_To do_.
**a)** According to the home-lab monitoring text below, why should monitoring checks be split into three layers instead of being treated as one group? Answer in one to three sentences.
**b)** Carry on the text about home-lab monitoring, starting after its final paragraph.

A developer running a home lab with GPU nodes and AI jobs argues that traditional monitoring—checking liveness and connectivity—is insufficient for unattended infrastructure. After experiencing a 16-hour GPU idle period where all checks showed green but no work was done, the developer designed a three-layer monitoring approach: liveness, connectivity, and progress. The key lesson is that 'is it alive' does not answer 'is it working,' and stale or misleading metrics require freshness gates and leading indicators to detect silent failures.

read6 min views1 publishedJul 14, 2026

I run a home lab: a couple of always-on machines, a GPU node, some AI jobs that are supposed to chew through work while I'm asleep or at my day job. The first fear anyone has with unattended infrastructure is simple — if it breaks, will I even notice? So you add notifications. You put up a dashboard. You get an alert when a process dies. That's a real and necessary step.

But here's the thing I keep relearning: monitoring can be green while nothing is getting done.

Last season on the blog I wrote up the incidents from actually running this stuff unattended — the silent stops, the healthy-looking numbers that were lying, the resource contention nobody flagged. The one that reframed everything for me: a GPU node sat idle for 16 hours. The process was alive. The network was fine. Every check I had said "OK." The only signal that didn't lie was the one I wasn't watching — the output count wasn't going up.

This post is the design I landed on, and the checklist I now use before I trust any monitoring setup, mine included.

Most home-lab monitoring collapses into one undifferentiated blob of "checks." It's much easier to reason about — and much easier to find the holes — if you split it into three layers and ask what each one can and cannot tell you.

Layer 1 — Liveness. Is the process alive? This tells you it crashed, or it restarted. What it misses: the process is running but the work has stalled.

Layer 2 — Connectivity. Does the port open? Does the API respond? This tells you the thing is reachable from outside. What it misses: it responds, but it isn't doing the job you think it's doing.

Layer 3 — Progress. Did the amount of finished work increase over the last unit of time? This tells you the job is actually moving forward. What it misses: your definition of "output" could be wrong, or the measurement itself could be broken. (That failure mode is real, and I'll come back to it.)

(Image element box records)
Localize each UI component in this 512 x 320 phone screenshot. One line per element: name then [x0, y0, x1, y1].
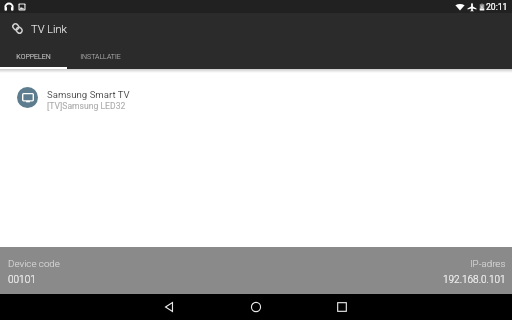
- button[interactable]: TV Link: [12, 23, 23, 34]
- button[interactable]: Samsung Smart TV: [0, 75, 512, 119]
- staticText: Device code: [8, 258, 60, 269]
- staticText: Samsung Smart TV: [47, 89, 130, 100]
- button[interactable]: INSTALLATIE: [67, 43, 134, 69]
- staticText: INSTALLATIE: [80, 53, 121, 61]
- staticText: [TV]Samsung LED32: [47, 101, 126, 111]
- staticText: TV Link: [31, 23, 67, 36]
- button[interactable]: Recents: [329, 294, 355, 320]
- staticText: 00101: [8, 274, 36, 286]
- button[interactable]: Home: [243, 294, 269, 320]
- button[interactable]: KOPPELEN: [0, 43, 67, 69]
- staticText: IP-adres: [470, 258, 506, 269]
- button[interactable]: Back: [156, 294, 182, 320]
- staticText: 192.168.0.101: [443, 274, 506, 286]
- staticText: 20:11: [486, 2, 508, 12]
- staticText: KOPPELEN: [16, 53, 51, 61]
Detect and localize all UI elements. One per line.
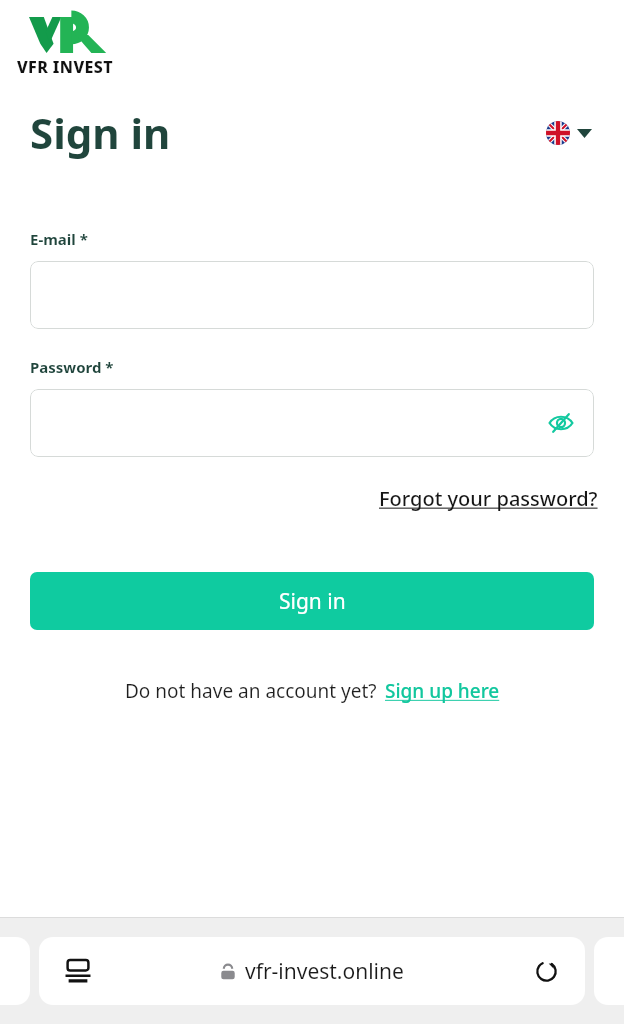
staticText: Sign up here [385, 678, 500, 704]
staticText: Password * [30, 357, 114, 377]
staticText: Sign in [279, 587, 346, 616]
button[interactable]: Reload page [529, 954, 563, 988]
button[interactable]: VFR Invest logo [17, 17, 113, 78]
button[interactable]: Change language [542, 117, 596, 149]
button[interactable]: Forgot your password? [377, 481, 600, 516]
button[interactable]: Reader view [61, 954, 95, 988]
button[interactable]: Password input field [30, 389, 594, 457]
button[interactable]: Show password [544, 406, 578, 440]
staticText: vfr-invest.online [245, 957, 404, 986]
staticText: Forgot your password? [379, 485, 598, 512]
staticText: Sign in [30, 104, 171, 161]
button[interactable]: Next tab [594, 937, 624, 1005]
staticText: Do not have an account yet? [125, 678, 377, 704]
staticText: E-mail * [30, 229, 88, 249]
staticText: VFR INVEST [17, 56, 113, 78]
button[interactable]: Reader view [39, 937, 585, 1005]
button[interactable]: E-mail input field [30, 261, 594, 329]
button[interactable]: Sign in [30, 572, 594, 630]
button[interactable]: Previous tab [0, 937, 30, 1005]
button[interactable]: Sign up here [385, 678, 500, 704]
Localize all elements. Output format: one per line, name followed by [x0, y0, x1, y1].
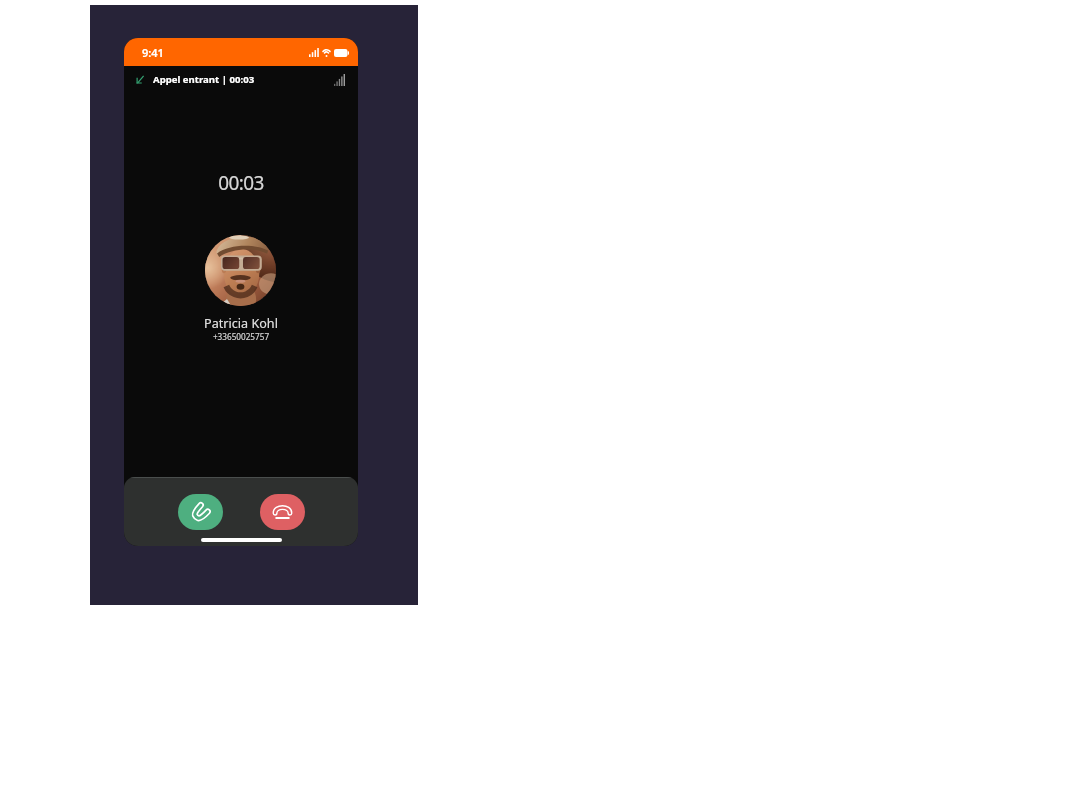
button[interactable]: Decline call: [260, 494, 305, 530]
staticText: 00:03: [124, 170, 358, 196]
button[interactable]: Incoming call: [124, 66, 358, 94]
staticText: Patricia Kohl: [124, 315, 358, 332]
staticText: +33650025757: [124, 331, 358, 342]
staticText: 9:41: [142, 45, 164, 60]
other: Incoming call: [136, 75, 144, 85]
other: Signal strength: [334, 74, 346, 86]
button[interactable]: Answer call: [178, 494, 223, 530]
staticText: Appel entrant | 00:03: [153, 73, 255, 86]
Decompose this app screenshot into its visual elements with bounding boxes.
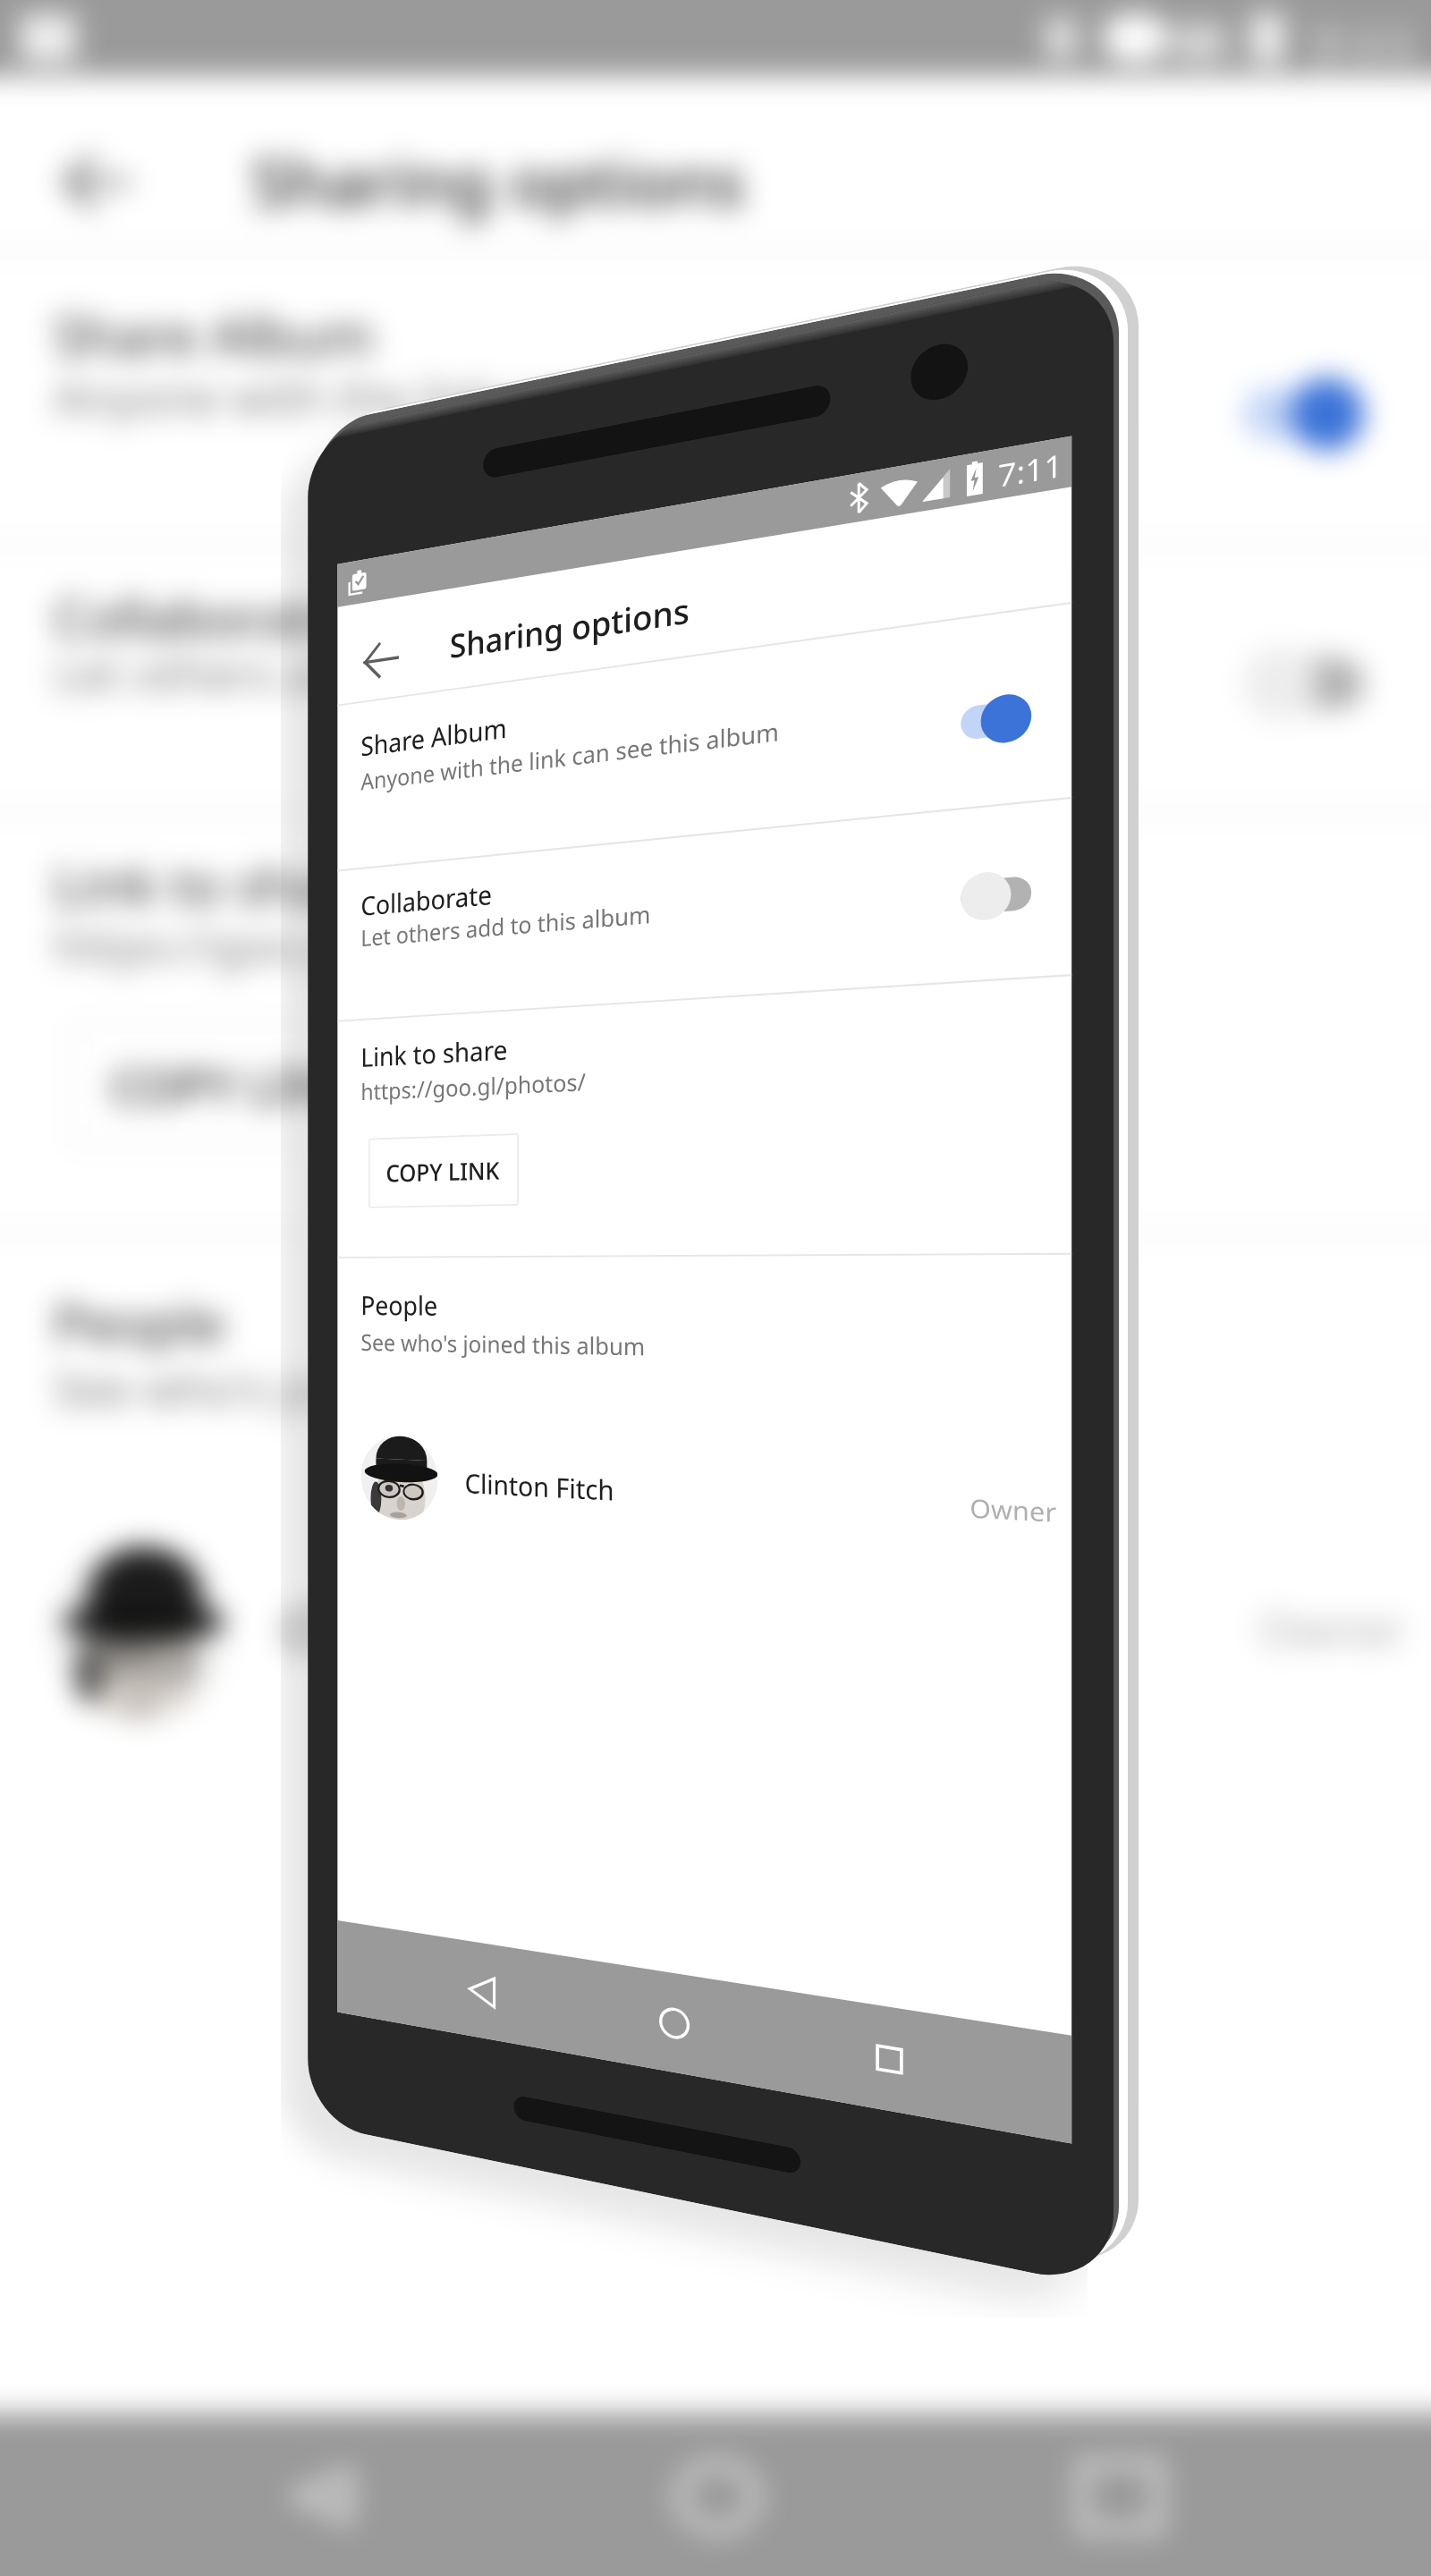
button[interactable]: Home	[648, 1992, 701, 2055]
staticText: Share Album	[361, 709, 507, 764]
button[interactable]: Back	[458, 1961, 507, 2021]
staticText: Sharing options	[450, 586, 690, 668]
staticText: 7:11	[1308, 12, 1418, 87]
staticText: Owner	[1259, 1597, 1407, 1660]
button[interactable]: Navigate up	[356, 630, 405, 690]
staticText: https://goo.gl/photos/	[54, 913, 539, 977]
staticText: People	[361, 1287, 438, 1323]
staticText: Let others add to this album	[54, 641, 669, 705]
button[interactable]: Recent apps	[861, 2027, 918, 2093]
staticText: Clinton Fitch	[284, 1592, 596, 1665]
button[interactable]	[337, 1407, 1072, 1586]
staticText: Owner	[970, 1490, 1057, 1530]
staticText: Link to share	[361, 1031, 508, 1075]
staticText: 7:11	[998, 443, 1063, 497]
button[interactable]	[337, 799, 1072, 1020]
staticText: Anyone with the link can see this album	[54, 365, 917, 428]
staticText: Collaborate	[361, 876, 492, 923]
staticText: Link to share	[54, 848, 376, 920]
button[interactable]	[337, 604, 1072, 870]
staticText: Sharing options	[251, 137, 746, 226]
staticText: https://goo.gl/photos/	[361, 1065, 586, 1107]
staticText: Share Album	[54, 299, 375, 371]
staticText: See who's joined this album	[54, 1356, 658, 1419]
staticText: Anyone with the link can see this album	[361, 714, 779, 797]
staticText: COPY LINK	[111, 1053, 360, 1118]
button[interactable]: COPY LINK	[368, 1133, 519, 1208]
staticText: People	[54, 1286, 225, 1359]
staticText: See who's joined this album	[361, 1326, 646, 1363]
button[interactable]: Collaborate, off	[961, 868, 1031, 922]
staticText: Clinton Fitch	[465, 1465, 615, 1508]
staticText: Let others add to this album	[361, 897, 651, 953]
staticText: COPY LINK	[386, 1154, 500, 1189]
button[interactable]: Share album, on	[961, 691, 1031, 748]
staticText: Collaborate	[54, 580, 343, 653]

_Answers given_.
**a)** Splitting the checks into layers makes the monitoring much easier to reason about. It also makes the holes much easier to find, because you can ask what each layer can and cannot tell you.

**b)**
Liveness is the "notice when it dies" layer. It's the cheapest to add and the one most people already have. Connectivity is the next step up — proving the port is open and the API answers, not just that a PID exists. Both of those are worth having. Neither of them answers the question I actually care about at 2am.

Because for AI agent workloads and GPU nodes, the interesting failures aren't crashes. They're waits. Queues that stop draining. Work that blocks on something and never times out. Silent stops where every component is technically healthy and collectively they've achieved nothing.

Measuring "is it alive" does not tell you "is it working." That gap is the whole reason to bring observability — not just monitoring — into a home lab.

Two incidents changed how much I trust a displayed value.

Capacity showed 99% free while real errors were happening. The monitored value said there was plenty of room. Actual operations were failing. The number wasn't wrong when it was written — it was stale, and stale values get rendered as "normal" by default. Nothing in the display distinguishes "I checked this a second ago and it's fine" from "I last checked this hours ago and it was fine then."

The rule I took from that: when a monitored value and a real error contradict each other, believe the real error. And structurally, the fix isn't a better threshold — it's a freshness gate. A metric that hasn't been updated recently should not be allowed to count as healthy.

A 10G link that only delivered about 3G effective. Bandwidth alone looked survivable. What was actually going on showed up somewhere else: the outward-facing port count climbed to roughly 240. That's the pattern worth internalizing — resources usually have a leading indicator that saturates before the headline number does. If you only watch the headline metric, you find out late.

So the honest summary is: monitoring starts lying the moment you install it. The value might be old. The notification might not get delivered. The word "OK" on a dashboard might be actively concealing a stalled job.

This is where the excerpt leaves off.